■ EXERCISE REQUIREMENTS
Sift the material for lines containing "丙停在空中", and return them.

■ RAW RECORDS
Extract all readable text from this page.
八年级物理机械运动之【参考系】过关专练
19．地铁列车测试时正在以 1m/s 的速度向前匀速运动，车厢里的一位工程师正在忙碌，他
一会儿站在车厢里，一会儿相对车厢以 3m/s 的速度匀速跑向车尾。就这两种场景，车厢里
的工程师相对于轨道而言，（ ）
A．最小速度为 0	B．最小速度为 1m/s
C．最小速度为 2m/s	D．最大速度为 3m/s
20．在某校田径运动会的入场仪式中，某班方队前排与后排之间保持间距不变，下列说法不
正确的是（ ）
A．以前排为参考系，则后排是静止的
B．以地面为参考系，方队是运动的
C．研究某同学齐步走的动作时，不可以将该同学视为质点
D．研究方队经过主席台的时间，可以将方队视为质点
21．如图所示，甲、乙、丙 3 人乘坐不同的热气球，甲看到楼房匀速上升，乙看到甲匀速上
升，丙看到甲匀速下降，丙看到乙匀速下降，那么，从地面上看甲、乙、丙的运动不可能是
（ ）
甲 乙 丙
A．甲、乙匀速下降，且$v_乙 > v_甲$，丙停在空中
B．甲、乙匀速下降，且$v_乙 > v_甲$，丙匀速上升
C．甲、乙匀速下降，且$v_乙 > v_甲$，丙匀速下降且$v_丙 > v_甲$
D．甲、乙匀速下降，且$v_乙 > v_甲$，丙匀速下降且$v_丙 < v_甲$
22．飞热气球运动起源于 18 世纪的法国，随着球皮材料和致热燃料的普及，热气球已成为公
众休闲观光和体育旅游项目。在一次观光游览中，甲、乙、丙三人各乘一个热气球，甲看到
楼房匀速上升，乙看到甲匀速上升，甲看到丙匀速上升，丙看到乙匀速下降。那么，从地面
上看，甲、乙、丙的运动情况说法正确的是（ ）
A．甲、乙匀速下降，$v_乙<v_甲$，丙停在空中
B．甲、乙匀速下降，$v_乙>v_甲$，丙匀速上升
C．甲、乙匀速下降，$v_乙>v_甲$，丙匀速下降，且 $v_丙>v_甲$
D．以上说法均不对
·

■ TASK OUTPUT
A．甲、乙匀速下降，且$v_乙 > v_甲$，丙停在空中
A．甲、乙匀速下降，$v_乙<v_甲$，丙停在空中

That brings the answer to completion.